■ WRITTEN PROBLEM
Strip the pictures and reproduce the rest of the listing exactly.

■ GIVEN DATA
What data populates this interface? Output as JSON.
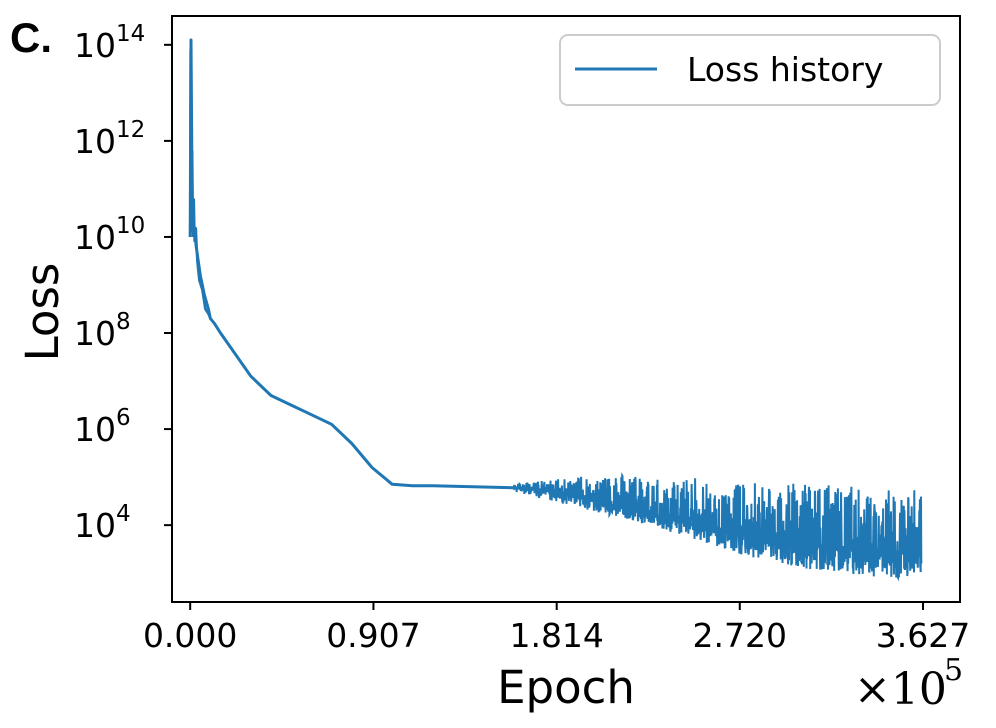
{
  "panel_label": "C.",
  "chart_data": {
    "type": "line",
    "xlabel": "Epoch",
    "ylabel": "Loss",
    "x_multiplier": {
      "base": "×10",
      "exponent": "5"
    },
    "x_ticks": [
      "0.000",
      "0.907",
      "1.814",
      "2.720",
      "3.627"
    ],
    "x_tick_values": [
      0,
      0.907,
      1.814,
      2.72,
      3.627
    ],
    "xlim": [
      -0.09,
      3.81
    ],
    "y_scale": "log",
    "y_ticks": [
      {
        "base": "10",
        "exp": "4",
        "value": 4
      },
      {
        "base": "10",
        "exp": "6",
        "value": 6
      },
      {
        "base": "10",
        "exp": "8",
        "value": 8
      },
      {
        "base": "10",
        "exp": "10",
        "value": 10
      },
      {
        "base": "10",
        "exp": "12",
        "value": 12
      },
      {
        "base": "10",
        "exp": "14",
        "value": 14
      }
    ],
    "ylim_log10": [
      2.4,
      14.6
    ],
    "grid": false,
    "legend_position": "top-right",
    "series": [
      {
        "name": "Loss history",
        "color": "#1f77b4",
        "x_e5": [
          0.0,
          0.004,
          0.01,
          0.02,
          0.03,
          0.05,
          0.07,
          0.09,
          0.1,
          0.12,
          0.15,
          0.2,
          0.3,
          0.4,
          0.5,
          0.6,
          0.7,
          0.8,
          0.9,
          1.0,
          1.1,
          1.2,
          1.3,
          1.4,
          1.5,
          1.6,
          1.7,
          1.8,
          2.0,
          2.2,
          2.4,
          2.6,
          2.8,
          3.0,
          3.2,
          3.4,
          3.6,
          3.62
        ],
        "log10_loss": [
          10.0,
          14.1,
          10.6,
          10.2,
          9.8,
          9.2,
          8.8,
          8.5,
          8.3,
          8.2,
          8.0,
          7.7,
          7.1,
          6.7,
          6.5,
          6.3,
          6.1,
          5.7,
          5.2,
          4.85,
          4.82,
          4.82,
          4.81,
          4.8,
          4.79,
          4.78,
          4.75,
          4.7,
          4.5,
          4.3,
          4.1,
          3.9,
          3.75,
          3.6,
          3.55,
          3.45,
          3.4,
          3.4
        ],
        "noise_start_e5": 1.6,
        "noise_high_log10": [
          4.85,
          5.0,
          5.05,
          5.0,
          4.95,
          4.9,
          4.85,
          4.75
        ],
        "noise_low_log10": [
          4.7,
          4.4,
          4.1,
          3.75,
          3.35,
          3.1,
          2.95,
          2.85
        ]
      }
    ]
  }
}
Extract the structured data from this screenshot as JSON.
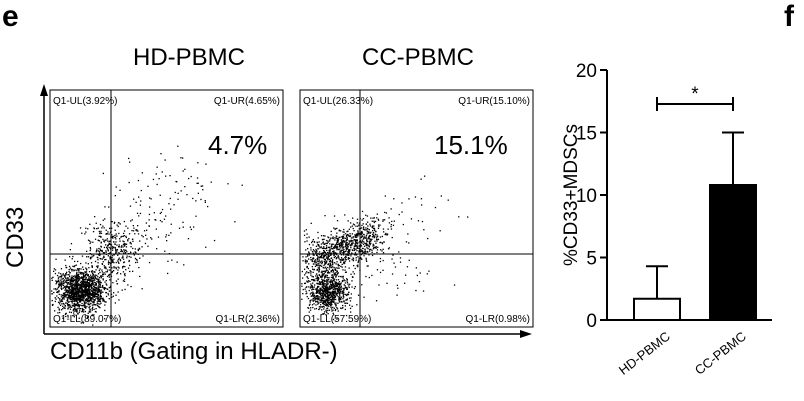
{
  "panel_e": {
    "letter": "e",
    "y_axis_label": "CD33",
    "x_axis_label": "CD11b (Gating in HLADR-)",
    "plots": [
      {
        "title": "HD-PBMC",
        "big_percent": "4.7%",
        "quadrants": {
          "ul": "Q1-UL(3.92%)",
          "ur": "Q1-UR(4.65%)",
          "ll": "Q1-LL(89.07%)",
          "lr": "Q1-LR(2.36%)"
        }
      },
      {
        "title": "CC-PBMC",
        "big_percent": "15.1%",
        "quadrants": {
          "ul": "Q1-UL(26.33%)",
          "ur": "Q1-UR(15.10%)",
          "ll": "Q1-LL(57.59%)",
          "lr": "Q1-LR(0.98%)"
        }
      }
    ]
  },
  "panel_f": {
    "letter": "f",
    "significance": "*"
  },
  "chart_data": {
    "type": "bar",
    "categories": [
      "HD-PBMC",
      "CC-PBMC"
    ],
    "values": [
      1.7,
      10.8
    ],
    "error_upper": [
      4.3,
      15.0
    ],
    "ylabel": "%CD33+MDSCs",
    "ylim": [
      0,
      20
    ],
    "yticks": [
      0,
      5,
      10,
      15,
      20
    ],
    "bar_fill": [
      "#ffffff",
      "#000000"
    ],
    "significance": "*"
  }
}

■ RESULT OF THE EXERCISE
What data populates this interface? Output as JSON.
{
  "panel_label": "C.",
  "chart_data": {
    "type": "line",
    "xlabel": "Epoch",
    "ylabel": "Loss",
    "x_multiplier": {
      "base": "×10",
      "exponent": "5"
    },
    "x_ticks": [
      "0.000",
      "0.907",
      "1.814",
      "2.720",
      "3.627"
    ],
    "x_tick_values": [
      0,
      0.907,
      1.814,
      2.72,
      3.627
    ],
    "xlim": [
      -0.09,
      3.81
    ],
    "y_scale": "log",
    "y_ticks": [
      {
        "base": "10",
        "exp": "4",
        "value": 4
      },
      {
        "base": "10",
        "exp": "6",
        "value": 6
      },
      {
        "base": "10",
        "exp": "8",
        "value": 8
      },
      {
        "base": "10",
        "exp": "10",
        "value": 10
      },
      {
        "base": "10",
        "exp": "12",
        "value": 12
      },
      {
        "base": "10",
        "exp": "14",
        "value": 14
      }
    ],
    "ylim_log10": [
      2.4,
      14.6
    ],
    "grid": false,
    "legend_position": "top-right",
    "series": [
      {
        "name": "Loss history",
        "color": "#1f77b4",
        "x_e5": [
          0.0,
          0.004,
          0.01,
          0.02,
          0.03,
          0.05,
          0.07,
          0.09,
          0.1,
          0.12,
          0.15,
          0.2,
          0.3,
          0.4,
          0.5,
          0.6,
          0.7,
          0.8,
          0.9,
          1.0,
          1.1,
          1.2,
          1.3,
          1.4,
          1.5,
          1.6,
          1.7,
          1.8,
          2.0,
          2.2,
          2.4,
          2.6,
          2.8,
          3.0,
          3.2,
          3.4,
          3.6,
          3.62
        ],
        "log10_loss": [
          10.0,
          14.1,
          10.6,
          10.2,
          9.8,
          9.2,
          8.8,
          8.5,
          8.3,
          8.2,
          8.0,
          7.7,
          7.1,
          6.7,
          6.5,
          6.3,
          6.1,
          5.7,
          5.2,
          4.85,
          4.82,
          4.82,
          4.81,
          4.8,
          4.79,
          4.78,
          4.75,
          4.7,
          4.5,
          4.3,
          4.1,
          3.9,
          3.75,
          3.6,
          3.55,
          3.45,
          3.4,
          3.4
        ],
        "noise_start_e5": 1.6,
        "noise_high_log10": [
          4.85,
          5.0,
          5.05,
          5.0,
          4.95,
          4.9,
          4.85,
          4.75
        ],
        "noise_low_log10": [
          4.7,
          4.4,
          4.1,
          3.75,
          3.35,
          3.1,
          2.95,
          2.85
        ]
      }
    ]
  }
}
Extract the structured data from this screenshot as JSON.
{
  "panel_e": {
    "letter": "e",
    "y_axis_label": "CD33",
    "x_axis_label": "CD11b (Gating in HLADR-)",
    "plots": [
      {
        "title": "HD-PBMC",
        "big_percent": "4.7%",
        "quadrants": {
          "ul": "Q1-UL(3.92%)",
          "ur": "Q1-UR(4.65%)",
          "ll": "Q1-LL(89.07%)",
          "lr": "Q1-LR(2.36%)"
        }
      },
      {
        "title": "CC-PBMC",
        "big_percent": "15.1%",
        "quadrants": {
          "ul": "Q1-UL(26.33%)",
          "ur": "Q1-UR(15.10%)",
          "ll": "Q1-LL(57.59%)",
          "lr": "Q1-LR(0.98%)"
        }
      }
    ]
  },
  "panel_f": {
    "letter": "f",
    "significance": "*"
  },
  "chart_data": {
    "type": "bar",
    "categories": [
      "HD-PBMC",
      "CC-PBMC"
    ],
    "values": [
      1.7,
      10.8
    ],
    "error_upper": [
      4.3,
      15.0
    ],
    "ylabel": "%CD33+MDSCs",
    "ylim": [
      0,
      20
    ],
    "yticks": [
      0,
      5,
      10,
      15,
      20
    ],
    "bar_fill": [
      "#ffffff",
      "#000000"
    ],
    "significance": "*"
  }
}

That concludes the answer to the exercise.